--- START OF Items ---
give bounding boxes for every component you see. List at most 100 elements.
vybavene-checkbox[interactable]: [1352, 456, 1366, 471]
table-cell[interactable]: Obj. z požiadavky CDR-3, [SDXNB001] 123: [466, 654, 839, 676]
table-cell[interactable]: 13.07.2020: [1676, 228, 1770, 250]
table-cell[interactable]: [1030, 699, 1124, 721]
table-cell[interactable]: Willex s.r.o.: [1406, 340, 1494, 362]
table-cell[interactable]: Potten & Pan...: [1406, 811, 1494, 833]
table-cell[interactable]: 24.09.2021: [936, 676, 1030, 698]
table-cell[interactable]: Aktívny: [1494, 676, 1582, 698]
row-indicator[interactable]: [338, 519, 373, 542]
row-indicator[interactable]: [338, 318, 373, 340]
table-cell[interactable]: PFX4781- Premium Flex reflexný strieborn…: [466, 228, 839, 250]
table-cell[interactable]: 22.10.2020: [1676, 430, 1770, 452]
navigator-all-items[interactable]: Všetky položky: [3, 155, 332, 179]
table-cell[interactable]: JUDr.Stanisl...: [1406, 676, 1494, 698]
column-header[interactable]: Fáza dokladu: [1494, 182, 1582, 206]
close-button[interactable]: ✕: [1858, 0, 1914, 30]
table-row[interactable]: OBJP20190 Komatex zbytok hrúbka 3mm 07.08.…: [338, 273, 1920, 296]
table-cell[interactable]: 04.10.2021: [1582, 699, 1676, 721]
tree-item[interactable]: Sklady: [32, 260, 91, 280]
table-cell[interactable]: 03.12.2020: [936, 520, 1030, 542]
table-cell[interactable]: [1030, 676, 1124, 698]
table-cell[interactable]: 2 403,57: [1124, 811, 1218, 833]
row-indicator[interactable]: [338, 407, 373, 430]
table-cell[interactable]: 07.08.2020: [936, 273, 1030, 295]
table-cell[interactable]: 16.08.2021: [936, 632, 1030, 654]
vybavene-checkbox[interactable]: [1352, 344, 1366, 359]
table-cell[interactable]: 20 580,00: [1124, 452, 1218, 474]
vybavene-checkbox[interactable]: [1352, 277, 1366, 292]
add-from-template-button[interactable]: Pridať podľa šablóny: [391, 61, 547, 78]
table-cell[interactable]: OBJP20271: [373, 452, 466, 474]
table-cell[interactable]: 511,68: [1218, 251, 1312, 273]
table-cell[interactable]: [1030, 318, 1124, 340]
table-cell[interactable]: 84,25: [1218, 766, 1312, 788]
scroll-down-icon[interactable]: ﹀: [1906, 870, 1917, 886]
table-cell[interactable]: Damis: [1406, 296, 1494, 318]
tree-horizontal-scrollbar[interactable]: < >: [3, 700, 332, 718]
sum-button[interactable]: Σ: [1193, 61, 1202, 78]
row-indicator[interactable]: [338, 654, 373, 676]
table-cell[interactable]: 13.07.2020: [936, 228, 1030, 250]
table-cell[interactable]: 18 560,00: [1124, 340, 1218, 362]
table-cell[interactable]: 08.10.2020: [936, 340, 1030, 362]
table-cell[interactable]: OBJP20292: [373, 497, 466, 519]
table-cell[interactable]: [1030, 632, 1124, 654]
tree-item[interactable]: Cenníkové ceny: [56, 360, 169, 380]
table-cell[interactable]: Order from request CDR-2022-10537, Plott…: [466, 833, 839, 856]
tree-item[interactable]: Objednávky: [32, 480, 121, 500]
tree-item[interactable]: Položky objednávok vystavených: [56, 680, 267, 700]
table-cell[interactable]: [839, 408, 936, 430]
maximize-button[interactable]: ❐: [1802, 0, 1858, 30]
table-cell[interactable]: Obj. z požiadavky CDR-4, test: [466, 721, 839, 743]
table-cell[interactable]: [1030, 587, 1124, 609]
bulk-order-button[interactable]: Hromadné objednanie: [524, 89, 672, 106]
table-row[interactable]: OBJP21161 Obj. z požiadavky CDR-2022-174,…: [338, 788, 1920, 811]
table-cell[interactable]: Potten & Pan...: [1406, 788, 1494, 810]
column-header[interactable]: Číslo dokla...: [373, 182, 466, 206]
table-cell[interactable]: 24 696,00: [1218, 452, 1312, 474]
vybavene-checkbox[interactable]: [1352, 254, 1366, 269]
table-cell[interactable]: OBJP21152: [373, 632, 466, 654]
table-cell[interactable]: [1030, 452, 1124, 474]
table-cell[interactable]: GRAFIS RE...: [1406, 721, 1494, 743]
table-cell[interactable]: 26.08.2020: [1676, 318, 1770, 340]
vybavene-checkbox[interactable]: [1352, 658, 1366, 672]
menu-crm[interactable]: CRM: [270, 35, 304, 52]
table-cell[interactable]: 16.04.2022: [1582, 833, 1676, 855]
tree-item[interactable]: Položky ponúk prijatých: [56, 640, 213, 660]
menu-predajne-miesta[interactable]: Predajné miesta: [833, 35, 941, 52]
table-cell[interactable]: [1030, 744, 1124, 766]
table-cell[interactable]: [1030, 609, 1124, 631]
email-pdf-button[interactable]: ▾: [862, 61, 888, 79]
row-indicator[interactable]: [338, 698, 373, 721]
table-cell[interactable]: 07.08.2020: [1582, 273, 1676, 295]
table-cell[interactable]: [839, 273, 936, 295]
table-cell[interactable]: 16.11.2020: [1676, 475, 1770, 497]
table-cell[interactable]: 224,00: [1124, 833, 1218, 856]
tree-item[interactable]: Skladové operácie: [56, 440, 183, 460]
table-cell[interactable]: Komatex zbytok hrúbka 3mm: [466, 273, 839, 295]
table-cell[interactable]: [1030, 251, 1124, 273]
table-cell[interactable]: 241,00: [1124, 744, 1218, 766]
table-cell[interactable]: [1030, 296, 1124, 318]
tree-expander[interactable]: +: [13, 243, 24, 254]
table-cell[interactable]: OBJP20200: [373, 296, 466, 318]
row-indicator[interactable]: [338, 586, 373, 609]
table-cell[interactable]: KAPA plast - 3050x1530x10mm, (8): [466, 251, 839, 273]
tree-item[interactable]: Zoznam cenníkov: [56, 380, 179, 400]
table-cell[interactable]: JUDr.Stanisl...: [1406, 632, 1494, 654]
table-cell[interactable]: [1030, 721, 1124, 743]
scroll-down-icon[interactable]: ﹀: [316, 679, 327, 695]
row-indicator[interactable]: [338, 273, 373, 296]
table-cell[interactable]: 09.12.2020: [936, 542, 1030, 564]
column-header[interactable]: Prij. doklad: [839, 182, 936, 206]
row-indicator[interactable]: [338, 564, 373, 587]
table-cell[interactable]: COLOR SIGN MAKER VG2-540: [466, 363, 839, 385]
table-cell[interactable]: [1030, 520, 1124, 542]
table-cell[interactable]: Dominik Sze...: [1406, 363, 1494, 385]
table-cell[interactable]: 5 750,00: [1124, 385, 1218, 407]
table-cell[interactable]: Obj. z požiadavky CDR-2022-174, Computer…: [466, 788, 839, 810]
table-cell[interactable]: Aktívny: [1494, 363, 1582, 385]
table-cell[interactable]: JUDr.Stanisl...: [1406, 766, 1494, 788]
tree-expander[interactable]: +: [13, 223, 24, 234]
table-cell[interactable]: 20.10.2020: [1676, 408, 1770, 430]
--- END OF Items ---
→ Objective: Copy out, in full, each line of the material above that contains the string "tree". Case counts.

→ Written response:
tree-item[interactable]: Sklady: [32, 260, 91, 280]
tree-horizontal-scrollbar[interactable]: < >: [3, 700, 332, 718]
tree-item[interactable]: Cenníkové ceny: [56, 360, 169, 380]
tree-item[interactable]: Objednávky: [32, 480, 121, 500]
tree-item[interactable]: Položky objednávok vystavených: [56, 680, 267, 700]
tree-item[interactable]: Položky ponúk prijatých: [56, 640, 213, 660]
tree-item[interactable]: Skladové operácie: [56, 440, 183, 460]
tree-expander[interactable]: +: [13, 243, 24, 254]
tree-item[interactable]: Zoznam cenníkov: [56, 380, 179, 400]
tree-expander[interactable]: +: [13, 223, 24, 234]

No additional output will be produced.